# STATED TASK
Can you print every record below exactly as written?
--- begin RECORD EXTRACTS ---
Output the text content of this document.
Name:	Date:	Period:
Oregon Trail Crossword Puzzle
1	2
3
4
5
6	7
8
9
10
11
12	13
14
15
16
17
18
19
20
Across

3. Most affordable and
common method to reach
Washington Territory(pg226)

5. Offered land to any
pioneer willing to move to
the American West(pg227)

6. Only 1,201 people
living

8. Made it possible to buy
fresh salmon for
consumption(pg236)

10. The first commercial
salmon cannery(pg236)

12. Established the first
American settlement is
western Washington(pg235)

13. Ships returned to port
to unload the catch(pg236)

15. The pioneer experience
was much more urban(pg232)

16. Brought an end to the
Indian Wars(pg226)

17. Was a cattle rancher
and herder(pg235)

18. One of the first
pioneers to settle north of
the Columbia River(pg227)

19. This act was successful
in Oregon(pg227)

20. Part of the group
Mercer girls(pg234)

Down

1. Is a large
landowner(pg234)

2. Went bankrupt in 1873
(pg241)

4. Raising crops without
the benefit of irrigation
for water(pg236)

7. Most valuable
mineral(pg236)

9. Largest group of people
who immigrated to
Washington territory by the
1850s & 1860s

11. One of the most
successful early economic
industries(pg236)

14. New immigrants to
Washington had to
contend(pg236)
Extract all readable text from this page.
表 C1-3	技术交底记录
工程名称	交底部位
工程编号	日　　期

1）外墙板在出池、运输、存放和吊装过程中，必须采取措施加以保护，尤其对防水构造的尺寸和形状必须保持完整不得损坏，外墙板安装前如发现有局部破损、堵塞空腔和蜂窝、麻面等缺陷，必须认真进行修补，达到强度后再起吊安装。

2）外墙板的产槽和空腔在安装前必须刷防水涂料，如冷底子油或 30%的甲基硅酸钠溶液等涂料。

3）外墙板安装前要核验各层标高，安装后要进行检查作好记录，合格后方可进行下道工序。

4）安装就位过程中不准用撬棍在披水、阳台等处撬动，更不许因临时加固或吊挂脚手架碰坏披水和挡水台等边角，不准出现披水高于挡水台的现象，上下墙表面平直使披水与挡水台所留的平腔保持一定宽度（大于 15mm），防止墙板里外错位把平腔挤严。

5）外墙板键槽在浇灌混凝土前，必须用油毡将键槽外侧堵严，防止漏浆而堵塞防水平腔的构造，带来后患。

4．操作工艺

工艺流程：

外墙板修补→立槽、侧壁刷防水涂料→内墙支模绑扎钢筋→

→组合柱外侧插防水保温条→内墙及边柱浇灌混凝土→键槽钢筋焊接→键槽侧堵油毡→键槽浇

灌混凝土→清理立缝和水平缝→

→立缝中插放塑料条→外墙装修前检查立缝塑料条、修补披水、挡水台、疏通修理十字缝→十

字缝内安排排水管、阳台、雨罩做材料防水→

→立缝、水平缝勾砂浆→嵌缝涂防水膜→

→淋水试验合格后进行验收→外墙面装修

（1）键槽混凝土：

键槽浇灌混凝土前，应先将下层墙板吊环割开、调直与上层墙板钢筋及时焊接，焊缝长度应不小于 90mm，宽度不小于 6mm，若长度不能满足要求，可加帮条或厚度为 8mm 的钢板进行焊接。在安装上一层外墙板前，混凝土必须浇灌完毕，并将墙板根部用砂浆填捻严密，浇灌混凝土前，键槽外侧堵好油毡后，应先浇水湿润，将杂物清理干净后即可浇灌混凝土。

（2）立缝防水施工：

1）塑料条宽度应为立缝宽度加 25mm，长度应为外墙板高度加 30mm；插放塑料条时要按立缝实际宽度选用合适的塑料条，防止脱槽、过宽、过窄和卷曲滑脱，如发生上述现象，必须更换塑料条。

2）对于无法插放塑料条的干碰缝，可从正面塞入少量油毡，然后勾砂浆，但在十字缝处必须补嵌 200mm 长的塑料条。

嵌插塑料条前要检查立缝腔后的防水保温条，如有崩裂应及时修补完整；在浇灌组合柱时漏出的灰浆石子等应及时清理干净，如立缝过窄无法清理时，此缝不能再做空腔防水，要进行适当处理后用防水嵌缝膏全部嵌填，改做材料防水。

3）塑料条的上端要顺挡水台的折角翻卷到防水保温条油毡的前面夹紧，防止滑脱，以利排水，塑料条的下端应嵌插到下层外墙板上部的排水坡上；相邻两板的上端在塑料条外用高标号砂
--- end RECORD EXTRACTS ---
# CORRECT RESPONSE
Output the text content of this document.
Name:	Date:	Period:
Oregon Trail Crossword Puzzle
1	2
3
4
5
6	7
8
9
10
11
12	13
14
15
16
17
18
19
20
Across

3. Most affordable and
common method to reach
Washington Territory(pg226)

5. Offered land to any
pioneer willing to move to
the American West(pg227)

6. Only 1,201 people
living

8. Made it possible to buy
fresh salmon for
consumption(pg236)

10. The first commercial
salmon cannery(pg236)

12. Established the first
American settlement is
western Washington(pg235)

13. Ships returned to port
to unload the catch(pg236)

15. The pioneer experience
was much more urban(pg232)

16. Brought an end to the
Indian Wars(pg226)

17. Was a cattle rancher
and herder(pg235)

18. One of the first
pioneers to settle north of
the Columbia River(pg227)

19. This act was successful
in Oregon(pg227)

20. Part of the group
Mercer girls(pg234)

Down

1. Is a large
landowner(pg234)

2. Went bankrupt in 1873
(pg241)

4. Raising crops without
the benefit of irrigation
for water(pg236)

7. Most valuable
mineral(pg236)

9. Largest group of people
who immigrated to
Washington territory by the
1850s & 1860s

11. One of the most
successful early economic
industries(pg236)

14. New immigrants to
Washington had to
contend(pg236)
Extract all readable text from this page.
表 C1-3	技术交底记录
工程名称	交底部位
工程编号	日　　期

1）外墙板在出池、运输、存放和吊装过程中，必须采取措施加以保护，尤其对防水构造的尺寸和形状必须保持完整不得损坏，外墙板安装前如发现有局部破损、堵塞空腔和蜂窝、麻面等缺陷，必须认真进行修补，达到强度后再起吊安装。

2）外墙板的产槽和空腔在安装前必须刷防水涂料，如冷底子油或 30%的甲基硅酸钠溶液等涂料。

3）外墙板安装前要核验各层标高，安装后要进行检查作好记录，合格后方可进行下道工序。

4）安装就位过程中不准用撬棍在披水、阳台等处撬动，更不许因临时加固或吊挂脚手架碰坏披水和挡水台等边角，不准出现披水高于挡水台的现象，上下墙表面平直使披水与挡水台所留的平腔保持一定宽度（大于 15mm），防止墙板里外错位把平腔挤严。

5）外墙板键槽在浇灌混凝土前，必须用油毡将键槽外侧堵严，防止漏浆而堵塞防水平腔的构造，带来后患。

4．操作工艺

工艺流程：

外墙板修补→立槽、侧壁刷防水涂料→内墙支模绑扎钢筋→

→组合柱外侧插防水保温条→内墙及边柱浇灌混凝土→键槽钢筋焊接→键槽侧堵油毡→键槽浇

灌混凝土→清理立缝和水平缝→

→立缝中插放塑料条→外墙装修前检查立缝塑料条、修补披水、挡水台、疏通修理十字缝→十

字缝内安排排水管、阳台、雨罩做材料防水→

→立缝、水平缝勾砂浆→嵌缝涂防水膜→

→淋水试验合格后进行验收→外墙面装修

（1）键槽混凝土：

键槽浇灌混凝土前，应先将下层墙板吊环割开、调直与上层墙板钢筋及时焊接，焊缝长度应不小于 90mm，宽度不小于 6mm，若长度不能满足要求，可加帮条或厚度为 8mm 的钢板进行焊接。在安装上一层外墙板前，混凝土必须浇灌完毕，并将墙板根部用砂浆填捻严密，浇灌混凝土前，键槽外侧堵好油毡后，应先浇水湿润，将杂物清理干净后即可浇灌混凝土。

（2）立缝防水施工：

1）塑料条宽度应为立缝宽度加 25mm，长度应为外墙板高度加 30mm；插放塑料条时要按立缝实际宽度选用合适的塑料条，防止脱槽、过宽、过窄和卷曲滑脱，如发生上述现象，必须更换塑料条。

2）对于无法插放塑料条的干碰缝，可从正面塞入少量油毡，然后勾砂浆，但在十字缝处必须补嵌 200mm 长的塑料条。

嵌插塑料条前要检查立缝腔后的防水保温条，如有崩裂应及时修补完整；在浇灌组合柱时漏出的灰浆石子等应及时清理干净，如立缝过窄无法清理时，此缝不能再做空腔防水，要进行适当处理后用防水嵌缝膏全部嵌填，改做材料防水。

3）塑料条的上端要顺挡水台的折角翻卷到防水保温条油毡的前面夹紧，防止滑脱，以利排水，塑料条的下端应嵌插到下层外墙板上部的排水坡上；相邻两板的上端在塑料条外用高标号砂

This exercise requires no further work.